- **EXERCISE OBJECTIVE**: Every line that includes the word "Permutation" is to be listed.

Figure record extracts
□ □ □ □

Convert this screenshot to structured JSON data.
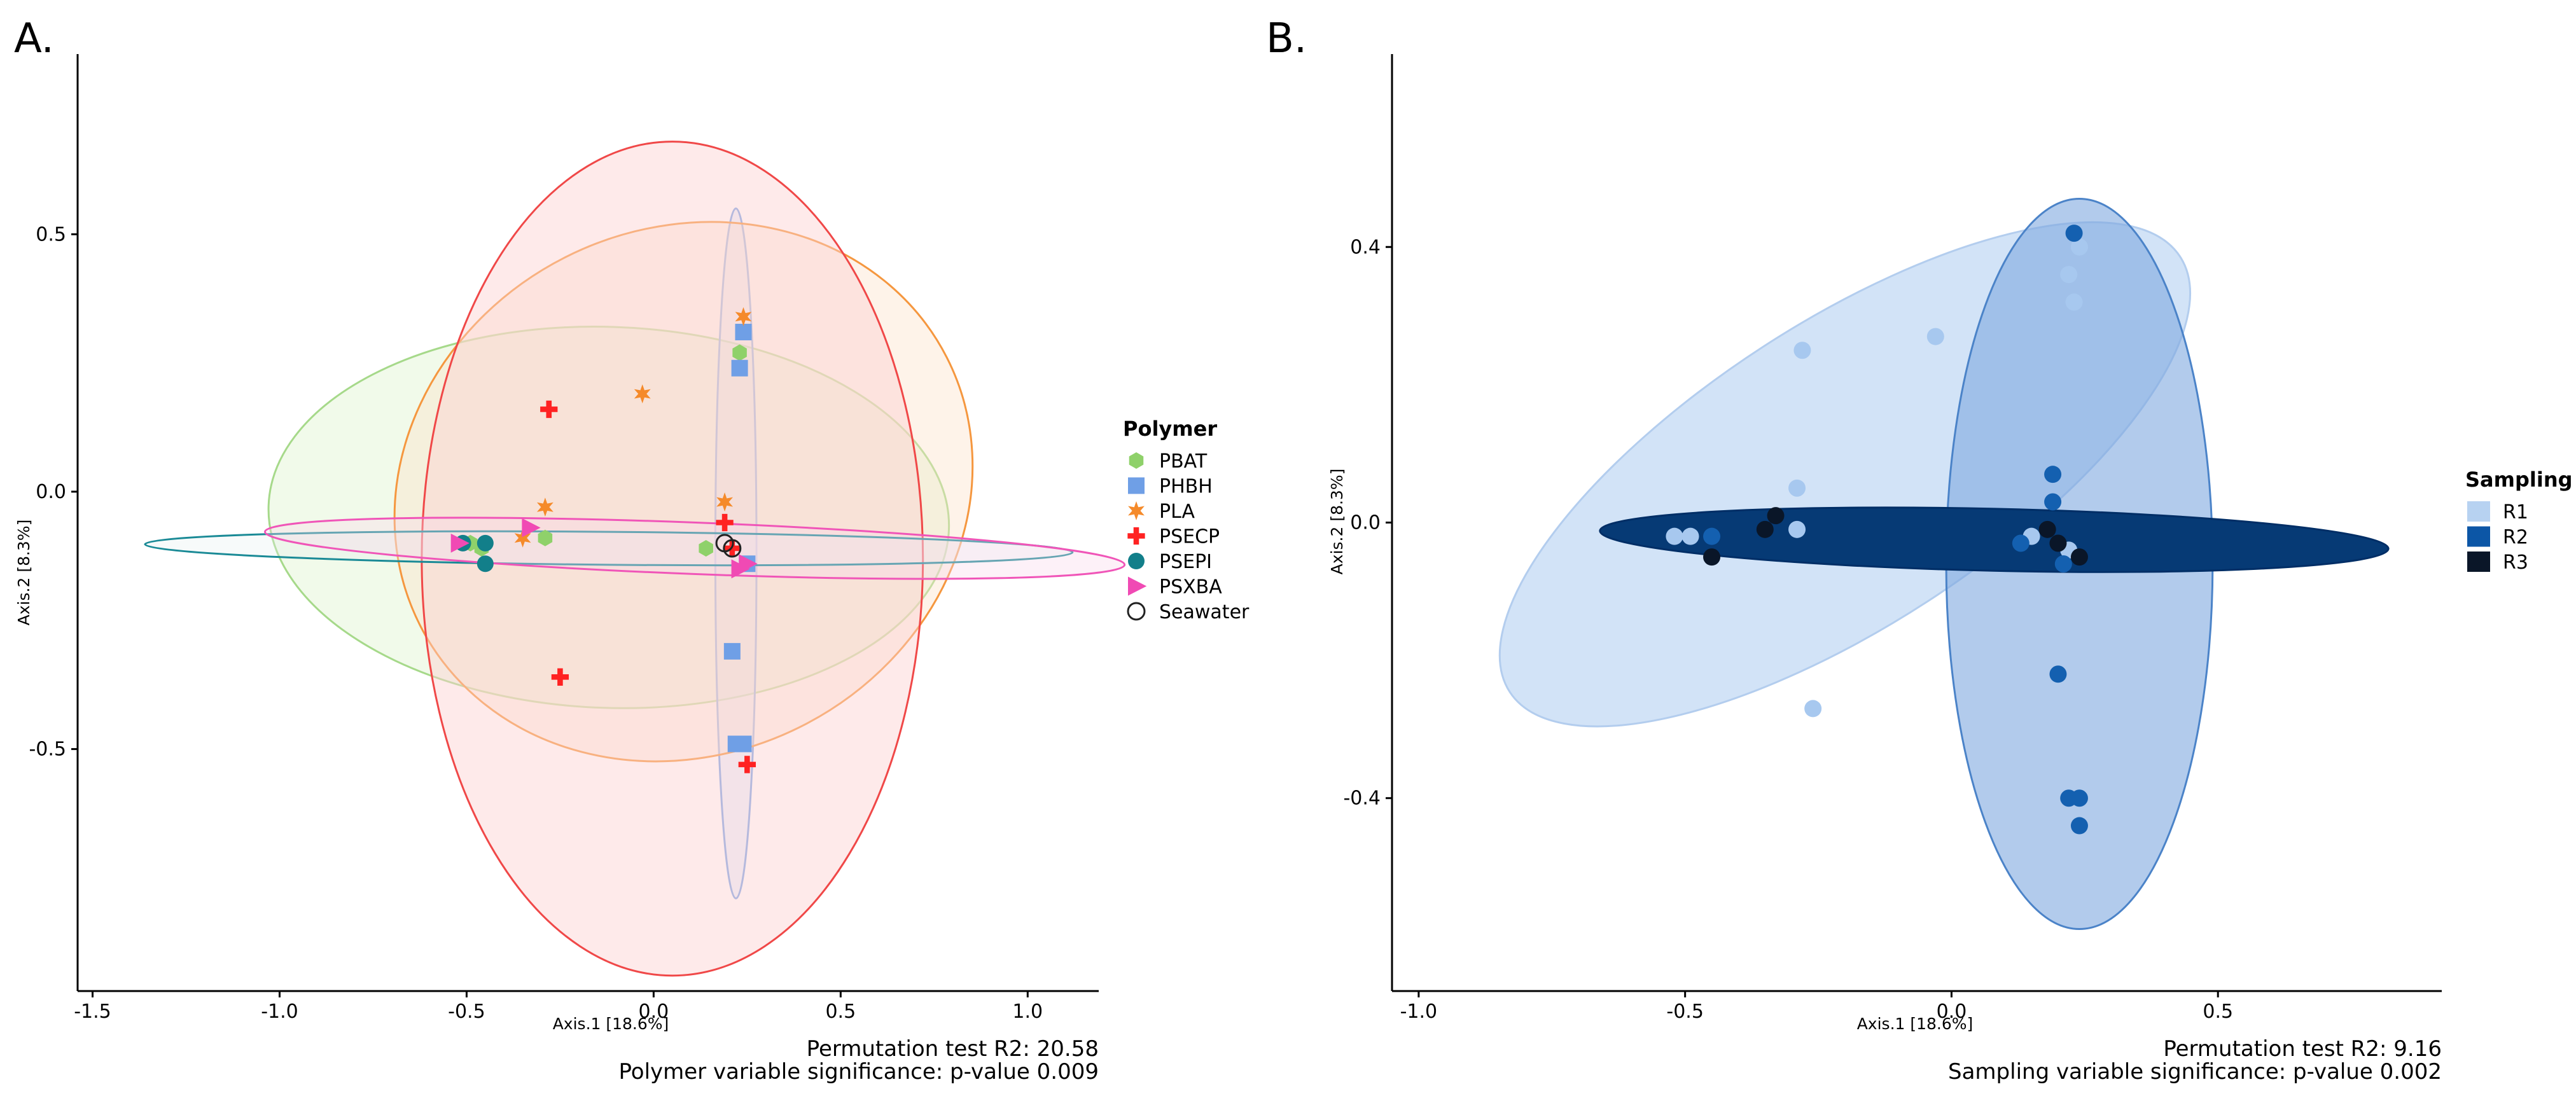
{
  "chart_data": [
    {
      "panel_label": "A.",
      "type": "scatter",
      "xlabel": "Axis.1   [18.6%]",
      "ylabel": "Axis.2   [8.3%]",
      "xlim": [
        -1.54,
        1.19
      ],
      "ylim": [
        -0.97,
        0.85
      ],
      "xticks": [
        -1.5,
        -1.0,
        -0.5,
        0.0,
        0.5,
        1.0
      ],
      "xtick_labels": [
        "-1.5",
        "-1.0",
        "-0.5",
        "0.0",
        "0.5",
        "1.0"
      ],
      "yticks": [
        0.5,
        0.0,
        -0.5
      ],
      "ytick_labels": [
        "0.5",
        "0.0",
        "-0.5"
      ],
      "legend_title": "Polymer",
      "legend_position": "right",
      "stats_line1": "Permutation test R2: 20.58",
      "stats_line2": "Polymer variable significance: p-value 0.009",
      "groups": [
        {
          "name": "PBAT",
          "marker": "hexagon",
          "color": "#8fd16a",
          "fill": "#d6f0c4",
          "stroke": "#a6d98a",
          "opacity": 0.35,
          "ellipse": {
            "cx": -0.12,
            "cy": -0.05,
            "rx": 0.91,
            "ry": 0.37,
            "angle": -2
          }
        },
        {
          "name": "PHBH",
          "marker": "square",
          "color": "#6f9fe6",
          "fill": "#d3e4fa",
          "stroke": "#7aa6e8",
          "opacity": 0.45,
          "ellipse": {
            "cx": 0.22,
            "cy": -0.12,
            "rx": 0.055,
            "ry": 0.67,
            "angle": 0
          }
        },
        {
          "name": "PLA",
          "marker": "star",
          "color": "#f58a2a",
          "fill": "#fde0c8",
          "stroke": "#f5973f",
          "opacity": 0.4,
          "ellipse": {
            "cx": 0.08,
            "cy": 0.0,
            "rx": 0.79,
            "ry": 0.51,
            "angle": 27
          }
        },
        {
          "name": "PSECP",
          "marker": "cross",
          "color": "#ff2222",
          "fill": "#fcd0d0",
          "stroke": "#f04848",
          "opacity": 0.45,
          "ellipse": {
            "cx": 0.05,
            "cy": -0.13,
            "rx": 0.67,
            "ry": 0.81,
            "angle": 0
          }
        },
        {
          "name": "PSEPI",
          "marker": "circle",
          "color": "#127f8a",
          "fill": "#e6eeee",
          "stroke": "#1a8a96",
          "opacity": 0.3,
          "ellipse": {
            "cx": -0.12,
            "cy": -0.11,
            "rx": 1.24,
            "ry": 0.032,
            "angle": -0.5
          }
        },
        {
          "name": "PSXBA",
          "marker": "triangle",
          "color": "#f04ab4",
          "fill": "#fad7ec",
          "stroke": "#f055b8",
          "opacity": 0.35,
          "ellipse": {
            "cx": 0.11,
            "cy": -0.11,
            "rx": 1.15,
            "ry": 0.05,
            "angle": -2.2
          }
        },
        {
          "name": "Seawater",
          "marker": "open-circle",
          "color": "#222222",
          "fill": "none",
          "stroke": "none",
          "opacity": 0,
          "ellipse": null
        }
      ],
      "points": [
        {
          "g": "PBAT",
          "x": 0.23,
          "y": 0.27
        },
        {
          "g": "PBAT",
          "x": -0.29,
          "y": -0.09
        },
        {
          "g": "PBAT",
          "x": 0.14,
          "y": -0.11
        },
        {
          "g": "PBAT",
          "x": -0.46,
          "y": -0.11
        },
        {
          "g": "PBAT",
          "x": -0.49,
          "y": -0.1
        },
        {
          "g": "PHBH",
          "x": 0.24,
          "y": 0.31
        },
        {
          "g": "PHBH",
          "x": 0.23,
          "y": 0.24
        },
        {
          "g": "PHBH",
          "x": 0.21,
          "y": -0.31
        },
        {
          "g": "PHBH",
          "x": 0.22,
          "y": -0.49
        },
        {
          "g": "PHBH",
          "x": 0.24,
          "y": -0.49
        },
        {
          "g": "PHBH",
          "x": 0.25,
          "y": -0.14
        },
        {
          "g": "PLA",
          "x": 0.24,
          "y": 0.34
        },
        {
          "g": "PLA",
          "x": -0.03,
          "y": 0.19
        },
        {
          "g": "PLA",
          "x": -0.29,
          "y": -0.03
        },
        {
          "g": "PLA",
          "x": 0.19,
          "y": -0.02
        },
        {
          "g": "PLA",
          "x": -0.35,
          "y": -0.09
        },
        {
          "g": "PSECP",
          "x": -0.28,
          "y": 0.16
        },
        {
          "g": "PSECP",
          "x": 0.19,
          "y": -0.06
        },
        {
          "g": "PSECP",
          "x": -0.25,
          "y": -0.36
        },
        {
          "g": "PSECP",
          "x": 0.25,
          "y": -0.53
        },
        {
          "g": "PSECP",
          "x": 0.21,
          "y": -0.11
        },
        {
          "g": "PSEPI",
          "x": -0.45,
          "y": -0.1
        },
        {
          "g": "PSEPI",
          "x": -0.45,
          "y": -0.14
        },
        {
          "g": "PSEPI",
          "x": -0.51,
          "y": -0.1
        },
        {
          "g": "PSXBA",
          "x": -0.33,
          "y": -0.07
        },
        {
          "g": "PSXBA",
          "x": -0.52,
          "y": -0.1
        },
        {
          "g": "PSXBA",
          "x": 0.23,
          "y": -0.15
        },
        {
          "g": "PSXBA",
          "x": 0.25,
          "y": -0.14
        },
        {
          "g": "Seawater",
          "x": 0.19,
          "y": -0.1
        },
        {
          "g": "Seawater",
          "x": 0.21,
          "y": -0.11
        }
      ]
    },
    {
      "panel_label": "B.",
      "type": "scatter",
      "xlabel": "Axis.1   [18.6%]",
      "ylabel": "Axis.2   [8.3%]",
      "xlim": [
        -1.05,
        0.92
      ],
      "ylim": [
        -0.68,
        0.68
      ],
      "xticks": [
        -1.0,
        -0.5,
        0.0,
        0.5
      ],
      "xtick_labels": [
        "-1.0",
        "-0.5",
        "0.0",
        "0.5"
      ],
      "yticks": [
        0.4,
        0.0,
        -0.4
      ],
      "ytick_labels": [
        "0.4",
        "0.0",
        "-0.4"
      ],
      "legend_title": "Sampling",
      "legend_position": "right",
      "stats_line1": "Permutation test R2: 9.16",
      "stats_line2": "Sampling variable significance: p-value 0.002",
      "groups": [
        {
          "name": "R1",
          "marker": "square-swatch",
          "color": "#b7d2f1",
          "point_color": "#a7c8ef",
          "fill": "#c5dbf5",
          "stroke": "#b3cdee",
          "opacity": 0.78,
          "ellipse": {
            "cx": -0.2,
            "cy": 0.07,
            "rx": 0.75,
            "ry": 0.22,
            "angle": 33
          }
        },
        {
          "name": "R2",
          "marker": "square-swatch",
          "color": "#0c56a6",
          "point_color": "#1460b0",
          "fill": "#7fa8df",
          "stroke": "#4b83c8",
          "opacity": 0.6,
          "ellipse": {
            "cx": 0.24,
            "cy": -0.06,
            "rx": 0.25,
            "ry": 0.53,
            "angle": 0
          }
        },
        {
          "name": "R3",
          "marker": "square-swatch",
          "color": "#0a1628",
          "point_color": "#0a1628",
          "fill": "#063a75",
          "stroke": "#002e66",
          "opacity": 1,
          "ellipse": {
            "cx": 0.08,
            "cy": -0.025,
            "rx": 0.74,
            "ry": 0.045,
            "angle": -1.3
          }
        }
      ],
      "points": [
        {
          "g": "R1",
          "x": -0.03,
          "y": 0.27
        },
        {
          "g": "R1",
          "x": 0.22,
          "y": 0.36
        },
        {
          "g": "R1",
          "x": 0.23,
          "y": 0.32
        },
        {
          "g": "R1",
          "x": 0.24,
          "y": 0.4
        },
        {
          "g": "R1",
          "x": -0.28,
          "y": 0.25
        },
        {
          "g": "R1",
          "x": -0.29,
          "y": 0.05
        },
        {
          "g": "R1",
          "x": -0.29,
          "y": -0.01
        },
        {
          "g": "R1",
          "x": -0.49,
          "y": -0.02
        },
        {
          "g": "R1",
          "x": -0.52,
          "y": -0.02
        },
        {
          "g": "R1",
          "x": -0.26,
          "y": -0.27
        },
        {
          "g": "R1",
          "x": 0.22,
          "y": -0.04
        },
        {
          "g": "R1",
          "x": 0.15,
          "y": -0.02
        },
        {
          "g": "R2",
          "x": 0.23,
          "y": 0.42
        },
        {
          "g": "R2",
          "x": 0.19,
          "y": 0.07
        },
        {
          "g": "R2",
          "x": 0.19,
          "y": 0.03
        },
        {
          "g": "R2",
          "x": 0.2,
          "y": -0.22
        },
        {
          "g": "R2",
          "x": 0.22,
          "y": -0.4
        },
        {
          "g": "R2",
          "x": 0.24,
          "y": -0.4
        },
        {
          "g": "R2",
          "x": 0.24,
          "y": -0.44
        },
        {
          "g": "R2",
          "x": 0.13,
          "y": -0.03
        },
        {
          "g": "R2",
          "x": 0.21,
          "y": -0.06
        },
        {
          "g": "R2",
          "x": -0.45,
          "y": -0.02
        },
        {
          "g": "R3",
          "x": -0.33,
          "y": 0.01
        },
        {
          "g": "R3",
          "x": -0.35,
          "y": -0.01
        },
        {
          "g": "R3",
          "x": -0.45,
          "y": -0.05
        },
        {
          "g": "R3",
          "x": 0.24,
          "y": -0.05
        },
        {
          "g": "R3",
          "x": 0.2,
          "y": -0.03
        },
        {
          "g": "R3",
          "x": 0.18,
          "y": -0.01
        }
      ]
    }
  ]
}
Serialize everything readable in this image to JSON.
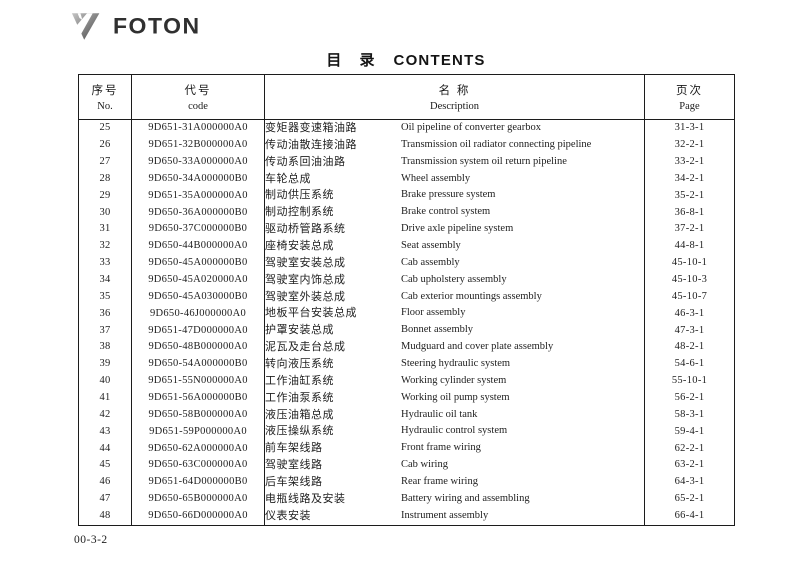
{
  "colors": {
    "text": "#1e1e1e",
    "border": "#1c1c1c",
    "logo_gray": "#303030"
  },
  "logo": {
    "brand": "FOTON",
    "emblem_icon": "foton-emblem-icon"
  },
  "title": {
    "zh": "目 录",
    "en": "CONTENTS"
  },
  "table": {
    "headers": {
      "no": {
        "zh": "序号",
        "en": "No."
      },
      "code": {
        "zh": "代号",
        "en": "code"
      },
      "description": {
        "zh": "名 称",
        "en": "Description"
      },
      "page": {
        "zh": "页次",
        "en": "Page"
      }
    },
    "rows": [
      {
        "no": "25",
        "code": "9D651-31A000000A0",
        "zh": "变矩器变速箱油路",
        "en": "Oil pipeline of converter gearbox",
        "page": "31-3-1"
      },
      {
        "no": "26",
        "code": "9D651-32B000000A0",
        "zh": "传动油散连接油路",
        "en": "Transmission oil radiator connecting pipeline",
        "page": "32-2-1"
      },
      {
        "no": "27",
        "code": "9D650-33A000000A0",
        "zh": "传动系回油油路",
        "en": "Transmission system oil return pipeline",
        "page": "33-2-1"
      },
      {
        "no": "28",
        "code": "9D650-34A000000B0",
        "zh": "车轮总成",
        "en": "Wheel assembly",
        "page": "34-2-1"
      },
      {
        "no": "29",
        "code": "9D651-35A000000A0",
        "zh": "制动供压系统",
        "en": "Brake pressure system",
        "page": "35-2-1"
      },
      {
        "no": "30",
        "code": "9D650-36A000000B0",
        "zh": "制动控制系统",
        "en": "Brake control system",
        "page": "36-8-1"
      },
      {
        "no": "31",
        "code": "9D650-37C000000B0",
        "zh": "驱动桥管路系统",
        "en": "Drive axle pipeline system",
        "page": "37-2-1"
      },
      {
        "no": "32",
        "code": "9D650-44B000000A0",
        "zh": "座椅安装总成",
        "en": "Seat assembly",
        "page": "44-8-1"
      },
      {
        "no": "33",
        "code": "9D650-45A000000B0",
        "zh": "驾驶室安装总成",
        "en": "Cab assembly",
        "page": "45-10-1"
      },
      {
        "no": "34",
        "code": "9D650-45A020000A0",
        "zh": "驾驶室内饰总成",
        "en": "Cab upholstery assembly",
        "page": "45-10-3"
      },
      {
        "no": "35",
        "code": "9D650-45A030000B0",
        "zh": "驾驶室外装总成",
        "en": "Cab exterior mountings assembly",
        "page": "45-10-7"
      },
      {
        "no": "36",
        "code": "9D650-46J000000A0",
        "zh": "地板平台安装总成",
        "en": "Floor assembly",
        "page": "46-3-1"
      },
      {
        "no": "37",
        "code": "9D651-47D000000A0",
        "zh": "护罩安装总成",
        "en": "Bonnet assembly",
        "page": "47-3-1"
      },
      {
        "no": "38",
        "code": "9D650-48B000000A0",
        "zh": "泥瓦及走台总成",
        "en": "Mudguard and cover plate assembly",
        "page": "48-2-1"
      },
      {
        "no": "39",
        "code": "9D650-54A000000B0",
        "zh": "转向液压系统",
        "en": "Steering hydraulic system",
        "page": "54-6-1"
      },
      {
        "no": "40",
        "code": "9D651-55N000000A0",
        "zh": "工作油缸系统",
        "en": "Working cylinder system",
        "page": "55-10-1"
      },
      {
        "no": "41",
        "code": "9D651-56A000000B0",
        "zh": "工作油泵系统",
        "en": "Working oil pump system",
        "page": "56-2-1"
      },
      {
        "no": "42",
        "code": "9D650-58B000000A0",
        "zh": "液压油箱总成",
        "en": "Hydraulic oil tank",
        "page": "58-3-1"
      },
      {
        "no": "43",
        "code": "9D651-59P000000A0",
        "zh": "液压操纵系统",
        "en": "Hydraulic control system",
        "page": "59-4-1"
      },
      {
        "no": "44",
        "code": "9D650-62A000000A0",
        "zh": "前车架线路",
        "en": "Front frame wiring",
        "page": "62-2-1"
      },
      {
        "no": "45",
        "code": "9D650-63C000000A0",
        "zh": "驾驶室线路",
        "en": "Cab wiring",
        "page": "63-2-1"
      },
      {
        "no": "46",
        "code": "9D651-64D000000B0",
        "zh": "后车架线路",
        "en": "Rear frame wiring",
        "page": "64-3-1"
      },
      {
        "no": "47",
        "code": "9D650-65B000000A0",
        "zh": "电瓶线路及安装",
        "en": "Battery wiring and assembling",
        "page": "65-2-1"
      },
      {
        "no": "48",
        "code": "9D650-66D000000A0",
        "zh": "仪表安装",
        "en": "Instrument assembly",
        "page": "66-4-1"
      }
    ]
  },
  "footer": {
    "page_code": "00-3-2"
  }
}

□ □ □ □

- **WRITTEN ANSWER**:
      "stats_line1": "Permutation test R2: 20.58",
      "stats_line1": "Permutation test R2: 9.16",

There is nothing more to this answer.